Brief A:
According to the article on the song "Mon amour," which label released the single?
Brief B:
Decide whether each statement agrees with the article on the song "Mon amour," and quote the words of the article that settle it: (i) The song was produced by Simonetta and Zef. (ii) The song was the first single from Annalisa's eighth studio album. (iii) Claudio Cabona reviewed the song for Fanpage.it.
Brief C:
Write the next part of the article on the song "Mon amour," starting after its last sentence.

Passage to read:
----

Single by Annalisa

from the album E poi siamo finiti nel vortice
- Released: 31 March 2023
- Genre: Dance pop
- Length: 3:23
- Label: Warner Music Italy
- Songwriters: Annalisa Scarrone; Paolo Antonacci; Davide Simonetta;
- Producers: Davide Simonetta; Zef;

Annalisa singles chronology
| "Bellissima" (2022) | "Mon amour" (2023) | "Disco Paradise" (2023) |

Music video
- "Mon amour" on YouTube

= Mon amour (Annalisa song) =

2023 single by Italian singer Annalisa

"Mon amour" (My Love) is a song co-written and recorded by Italian singer-songwriter Annalisa. It was released on 31 March 2023 through Warner Music Italy, as the second single from her eighth studio album E poi siamo finiti nel vortice.

The song peaked at number 1 on the Italian singles chart, becoming Annalisa's first number one record and becoming the first Italian solo female artist to reach number one in the singles chart since 2020.

== Background and composition ==
Annalisa described the song as the next chapter of the story that started with "Bellissima", focusing on "the state of limbo that comes after the disappointment of a failed relationship and before the readiness to start over and move on". "Mon amour" explores the "recklessness" of this limbo, with the "crazy idea of revenge that makes you feel powerful again, even if only for an instant". It was written by Annalisa, Davide Simonetta and Paolo Antonacci, and produced by Simonetta and Zef.

== Reception ==
Vincenzo Nasto of Fanpage.it described the single as "a hymn to freedom and passions" related to both "dancefloor desires" and "carnal passion, with a hint of irony". Alessandro Alicandri of TV Sorrisi e Canzoni wrote that the track was "born without this performance anxiety" compared to the previous single, with a "lightness that serves to displace once again", thanks to the sounds made of a "persuasive club intro" and a "fascinating mix of Latin pop and French house sounds". Claudio Cabona of Rockol described it as a song with a "sexy and energetic atmosphere" with "90s pop sounds, but also a contemporary sound", believing that "Annalisa has never been more confident in her potential".

----

Given data:
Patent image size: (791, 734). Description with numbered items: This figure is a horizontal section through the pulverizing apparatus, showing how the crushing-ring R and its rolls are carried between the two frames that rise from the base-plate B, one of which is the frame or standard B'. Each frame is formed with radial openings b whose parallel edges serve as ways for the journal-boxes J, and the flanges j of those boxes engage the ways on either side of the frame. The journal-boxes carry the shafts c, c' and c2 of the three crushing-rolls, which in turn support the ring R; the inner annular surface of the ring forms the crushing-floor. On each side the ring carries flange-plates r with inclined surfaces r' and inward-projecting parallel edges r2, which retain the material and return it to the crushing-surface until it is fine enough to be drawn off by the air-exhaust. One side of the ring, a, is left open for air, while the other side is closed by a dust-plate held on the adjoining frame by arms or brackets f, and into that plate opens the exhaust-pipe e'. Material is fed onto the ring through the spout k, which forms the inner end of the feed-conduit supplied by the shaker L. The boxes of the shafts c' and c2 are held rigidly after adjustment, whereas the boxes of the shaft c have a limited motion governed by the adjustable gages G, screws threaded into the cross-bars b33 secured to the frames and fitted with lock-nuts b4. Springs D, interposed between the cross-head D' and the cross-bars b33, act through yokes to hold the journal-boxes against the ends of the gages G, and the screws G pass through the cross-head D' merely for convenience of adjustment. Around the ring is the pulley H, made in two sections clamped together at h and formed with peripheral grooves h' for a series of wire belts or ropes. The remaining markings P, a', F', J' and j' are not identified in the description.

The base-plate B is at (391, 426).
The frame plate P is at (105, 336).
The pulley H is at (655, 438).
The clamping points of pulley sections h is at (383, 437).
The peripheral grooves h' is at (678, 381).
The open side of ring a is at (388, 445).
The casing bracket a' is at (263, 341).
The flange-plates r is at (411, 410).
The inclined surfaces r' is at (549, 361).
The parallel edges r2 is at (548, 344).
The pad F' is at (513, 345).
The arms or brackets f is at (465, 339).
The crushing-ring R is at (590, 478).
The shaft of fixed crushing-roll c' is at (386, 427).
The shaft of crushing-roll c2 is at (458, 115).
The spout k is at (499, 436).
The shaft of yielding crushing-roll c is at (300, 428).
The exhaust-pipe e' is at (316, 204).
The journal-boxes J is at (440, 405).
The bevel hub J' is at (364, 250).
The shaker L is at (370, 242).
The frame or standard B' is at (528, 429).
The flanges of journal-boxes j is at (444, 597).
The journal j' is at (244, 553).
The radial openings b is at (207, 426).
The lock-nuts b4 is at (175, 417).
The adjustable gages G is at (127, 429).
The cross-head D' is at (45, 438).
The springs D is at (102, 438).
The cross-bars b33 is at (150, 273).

----

Exercise output A:
Warner Music Italy released the single.

Exercise output B:
(i) Yes: "produced by Simonetta and Zef"
(ii) No: "as the second single from her eighth studio album E poi siamo finiti nel vortice"
(iii) No: "Claudio Cabona of Rockol"

Exercise output C:
All Music Italia's Fabio Fiume gave "Mon amour" a score of 6+/10, pointing out how "it is less memorable, less hypnotic" compared to the previous single "Bellissima". Fiume also found that the singer's voice had been "exploited differently; ... the virtuosities are in fact reduced to the bone", adding the dynamic of the song is also "tense, without drops in intensity". Gabriele Fazio of Agenzia Giornalistica Italia was also not particularly impressed by the song, believing that "nothing remotely artistic is perceived" as it is dedicated to "a disinterested and superficial audience" becoming "just another hit, one of those that does not want to communicate anything".

==Music video==
A music video to accompany the release of "Mon amour", directed by Giulio Rosati, was released onto YouTube on 5 April 2023. The video depicts Annalisa with a new haircut and style, which Annalisa described as emblematic of periods of change, representing "a break from self-reflection and the adoption of an alter-ego".

==Commercial performance ==
"Mon amour" debuted at number 26 on the Italian singles chart. It reached number five two weeks later, becoming the singer's eleventh song to reach the top ten and her fourth to reach the top five. After spending two weeks at number three and three weeks at number two, the song peaked at number one on the chart in its ninth week. "Mon amour" became the first song by Annalisa to reach the top of the singles chart, making her the first Italian female solo artist to achieve this since Anna in 2020 with "Bando". The single saw continued success throughout 2023, remaining in the top ten of the Italian singles chart for 20 weeks and becoming the seventh biggest selling song of the year in Italy, the highest by a woman soloist. The song also topped the Italian airplay chart.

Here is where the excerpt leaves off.